§ **YOUR GOAL**: Wherever "text" appears in a line, copy that line.
─── DATA ───
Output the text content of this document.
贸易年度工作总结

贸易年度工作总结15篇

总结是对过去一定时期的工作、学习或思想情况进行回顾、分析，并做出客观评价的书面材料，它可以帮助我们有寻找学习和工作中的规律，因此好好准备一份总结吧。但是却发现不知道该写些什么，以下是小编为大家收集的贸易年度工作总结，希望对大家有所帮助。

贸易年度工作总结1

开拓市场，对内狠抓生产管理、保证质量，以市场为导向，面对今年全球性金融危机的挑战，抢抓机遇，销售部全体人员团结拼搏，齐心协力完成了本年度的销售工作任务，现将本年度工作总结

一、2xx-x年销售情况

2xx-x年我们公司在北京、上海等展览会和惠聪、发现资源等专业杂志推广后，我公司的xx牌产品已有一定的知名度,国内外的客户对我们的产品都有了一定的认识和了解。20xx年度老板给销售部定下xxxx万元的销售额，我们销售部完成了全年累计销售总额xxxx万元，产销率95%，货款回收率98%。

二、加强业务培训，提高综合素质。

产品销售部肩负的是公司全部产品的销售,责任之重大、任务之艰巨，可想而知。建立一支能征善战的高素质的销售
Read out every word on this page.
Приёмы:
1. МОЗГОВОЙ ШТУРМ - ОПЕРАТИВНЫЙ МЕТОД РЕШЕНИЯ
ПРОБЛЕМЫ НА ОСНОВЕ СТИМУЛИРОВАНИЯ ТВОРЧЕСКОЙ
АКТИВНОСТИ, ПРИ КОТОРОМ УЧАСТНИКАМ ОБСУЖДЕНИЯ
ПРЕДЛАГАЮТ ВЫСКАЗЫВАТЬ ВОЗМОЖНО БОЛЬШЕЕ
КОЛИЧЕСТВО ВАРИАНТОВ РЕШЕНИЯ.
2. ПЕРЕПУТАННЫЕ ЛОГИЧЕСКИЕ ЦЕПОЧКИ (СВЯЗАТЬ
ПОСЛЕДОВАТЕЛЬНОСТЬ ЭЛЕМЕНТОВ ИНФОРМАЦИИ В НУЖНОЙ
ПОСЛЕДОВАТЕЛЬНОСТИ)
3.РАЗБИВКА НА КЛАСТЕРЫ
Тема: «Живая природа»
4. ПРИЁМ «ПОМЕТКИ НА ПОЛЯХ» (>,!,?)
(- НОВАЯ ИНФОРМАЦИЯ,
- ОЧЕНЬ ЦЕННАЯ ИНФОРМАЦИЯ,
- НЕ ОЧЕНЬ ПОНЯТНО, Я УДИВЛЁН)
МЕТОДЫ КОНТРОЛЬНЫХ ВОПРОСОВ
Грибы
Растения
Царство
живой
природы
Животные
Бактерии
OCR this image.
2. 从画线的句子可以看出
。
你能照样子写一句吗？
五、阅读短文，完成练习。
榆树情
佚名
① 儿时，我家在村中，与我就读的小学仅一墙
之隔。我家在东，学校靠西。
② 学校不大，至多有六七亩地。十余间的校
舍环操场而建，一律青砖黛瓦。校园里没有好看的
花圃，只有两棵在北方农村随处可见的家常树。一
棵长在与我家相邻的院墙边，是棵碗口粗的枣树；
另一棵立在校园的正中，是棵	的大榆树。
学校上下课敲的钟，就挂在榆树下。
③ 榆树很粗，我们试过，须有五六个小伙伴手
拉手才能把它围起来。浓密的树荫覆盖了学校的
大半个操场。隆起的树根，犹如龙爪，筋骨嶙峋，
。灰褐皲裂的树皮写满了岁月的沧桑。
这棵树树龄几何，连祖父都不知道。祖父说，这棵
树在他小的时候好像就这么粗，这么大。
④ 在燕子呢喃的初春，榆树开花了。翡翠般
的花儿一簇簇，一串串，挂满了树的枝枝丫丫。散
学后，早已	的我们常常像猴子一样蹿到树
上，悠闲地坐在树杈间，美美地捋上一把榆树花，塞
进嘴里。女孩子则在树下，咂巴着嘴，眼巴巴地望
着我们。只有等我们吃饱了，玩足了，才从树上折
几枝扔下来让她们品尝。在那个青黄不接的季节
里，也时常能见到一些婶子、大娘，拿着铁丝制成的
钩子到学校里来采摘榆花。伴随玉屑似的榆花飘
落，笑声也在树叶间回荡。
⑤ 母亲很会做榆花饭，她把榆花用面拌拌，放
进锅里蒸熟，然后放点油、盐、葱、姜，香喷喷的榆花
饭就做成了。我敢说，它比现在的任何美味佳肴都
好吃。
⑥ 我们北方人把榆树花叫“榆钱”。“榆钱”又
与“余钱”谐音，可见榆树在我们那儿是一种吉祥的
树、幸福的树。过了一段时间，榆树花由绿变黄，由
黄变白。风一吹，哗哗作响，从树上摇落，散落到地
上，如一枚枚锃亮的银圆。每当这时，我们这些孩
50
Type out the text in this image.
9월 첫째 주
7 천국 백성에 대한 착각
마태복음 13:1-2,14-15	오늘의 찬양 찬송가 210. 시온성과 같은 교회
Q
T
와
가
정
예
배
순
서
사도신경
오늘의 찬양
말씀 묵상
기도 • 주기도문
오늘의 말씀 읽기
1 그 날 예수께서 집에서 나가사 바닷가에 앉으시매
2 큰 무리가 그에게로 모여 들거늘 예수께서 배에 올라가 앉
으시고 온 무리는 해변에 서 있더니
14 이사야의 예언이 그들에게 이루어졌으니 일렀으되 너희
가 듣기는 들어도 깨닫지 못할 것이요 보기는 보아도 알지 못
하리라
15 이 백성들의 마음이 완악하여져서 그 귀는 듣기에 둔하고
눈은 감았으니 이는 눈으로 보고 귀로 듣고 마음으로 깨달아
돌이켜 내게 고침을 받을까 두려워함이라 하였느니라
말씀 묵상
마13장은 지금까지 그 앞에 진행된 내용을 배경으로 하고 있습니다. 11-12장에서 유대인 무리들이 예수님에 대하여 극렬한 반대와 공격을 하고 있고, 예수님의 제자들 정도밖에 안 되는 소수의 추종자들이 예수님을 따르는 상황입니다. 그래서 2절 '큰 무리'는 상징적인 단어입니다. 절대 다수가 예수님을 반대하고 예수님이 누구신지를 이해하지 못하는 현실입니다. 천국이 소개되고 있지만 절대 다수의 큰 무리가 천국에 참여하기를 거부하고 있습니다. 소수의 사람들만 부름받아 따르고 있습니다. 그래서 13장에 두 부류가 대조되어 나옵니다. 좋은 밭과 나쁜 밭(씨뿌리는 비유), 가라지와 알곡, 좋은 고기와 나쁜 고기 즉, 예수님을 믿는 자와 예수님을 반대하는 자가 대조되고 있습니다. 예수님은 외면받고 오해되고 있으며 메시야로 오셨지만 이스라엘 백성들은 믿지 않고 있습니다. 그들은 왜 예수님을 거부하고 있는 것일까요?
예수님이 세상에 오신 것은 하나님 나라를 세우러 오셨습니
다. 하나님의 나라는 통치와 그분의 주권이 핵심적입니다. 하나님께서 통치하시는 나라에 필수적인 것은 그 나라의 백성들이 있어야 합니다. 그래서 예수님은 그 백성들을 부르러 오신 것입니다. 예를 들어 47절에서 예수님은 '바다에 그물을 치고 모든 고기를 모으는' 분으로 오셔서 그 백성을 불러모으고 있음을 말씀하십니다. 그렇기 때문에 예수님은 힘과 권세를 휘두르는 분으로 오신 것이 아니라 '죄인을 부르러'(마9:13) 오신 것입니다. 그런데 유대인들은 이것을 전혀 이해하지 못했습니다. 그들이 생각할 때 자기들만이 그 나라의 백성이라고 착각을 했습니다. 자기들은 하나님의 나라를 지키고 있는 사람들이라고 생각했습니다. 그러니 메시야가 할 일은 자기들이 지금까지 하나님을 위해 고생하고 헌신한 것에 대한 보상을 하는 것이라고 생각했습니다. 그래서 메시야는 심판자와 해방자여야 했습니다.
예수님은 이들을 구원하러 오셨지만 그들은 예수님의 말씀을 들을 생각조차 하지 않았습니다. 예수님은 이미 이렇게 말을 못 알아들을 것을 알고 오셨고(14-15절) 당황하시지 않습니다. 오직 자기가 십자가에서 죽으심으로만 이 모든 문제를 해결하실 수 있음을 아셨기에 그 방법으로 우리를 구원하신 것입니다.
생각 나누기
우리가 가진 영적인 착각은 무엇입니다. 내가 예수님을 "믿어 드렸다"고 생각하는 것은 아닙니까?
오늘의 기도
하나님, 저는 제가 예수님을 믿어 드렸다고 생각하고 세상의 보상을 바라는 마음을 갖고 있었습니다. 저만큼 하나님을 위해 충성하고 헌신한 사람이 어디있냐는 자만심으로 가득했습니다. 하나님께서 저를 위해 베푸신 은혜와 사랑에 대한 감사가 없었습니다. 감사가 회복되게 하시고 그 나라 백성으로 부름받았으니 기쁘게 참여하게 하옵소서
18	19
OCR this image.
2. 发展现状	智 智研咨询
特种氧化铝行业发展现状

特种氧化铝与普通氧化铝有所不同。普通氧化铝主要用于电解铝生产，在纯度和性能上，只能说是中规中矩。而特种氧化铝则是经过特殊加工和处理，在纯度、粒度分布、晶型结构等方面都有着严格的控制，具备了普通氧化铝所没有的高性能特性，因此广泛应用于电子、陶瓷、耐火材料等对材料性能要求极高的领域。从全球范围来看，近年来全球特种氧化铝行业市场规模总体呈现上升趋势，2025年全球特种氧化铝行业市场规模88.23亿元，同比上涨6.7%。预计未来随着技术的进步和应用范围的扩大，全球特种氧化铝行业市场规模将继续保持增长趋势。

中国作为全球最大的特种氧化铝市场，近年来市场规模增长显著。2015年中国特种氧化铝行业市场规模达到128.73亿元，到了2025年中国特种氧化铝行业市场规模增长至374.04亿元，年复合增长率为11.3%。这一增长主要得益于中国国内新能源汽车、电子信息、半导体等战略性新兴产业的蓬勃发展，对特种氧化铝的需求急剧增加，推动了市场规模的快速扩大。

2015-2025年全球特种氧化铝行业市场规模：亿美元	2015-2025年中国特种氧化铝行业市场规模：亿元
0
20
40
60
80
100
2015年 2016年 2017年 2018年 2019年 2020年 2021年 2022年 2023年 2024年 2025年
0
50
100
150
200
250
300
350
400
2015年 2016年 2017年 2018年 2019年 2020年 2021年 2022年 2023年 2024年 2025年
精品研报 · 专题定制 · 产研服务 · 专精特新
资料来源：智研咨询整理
───
§ **PROBLEM SOLUTION**:
Output the text content of this document.
Type out the text in this image.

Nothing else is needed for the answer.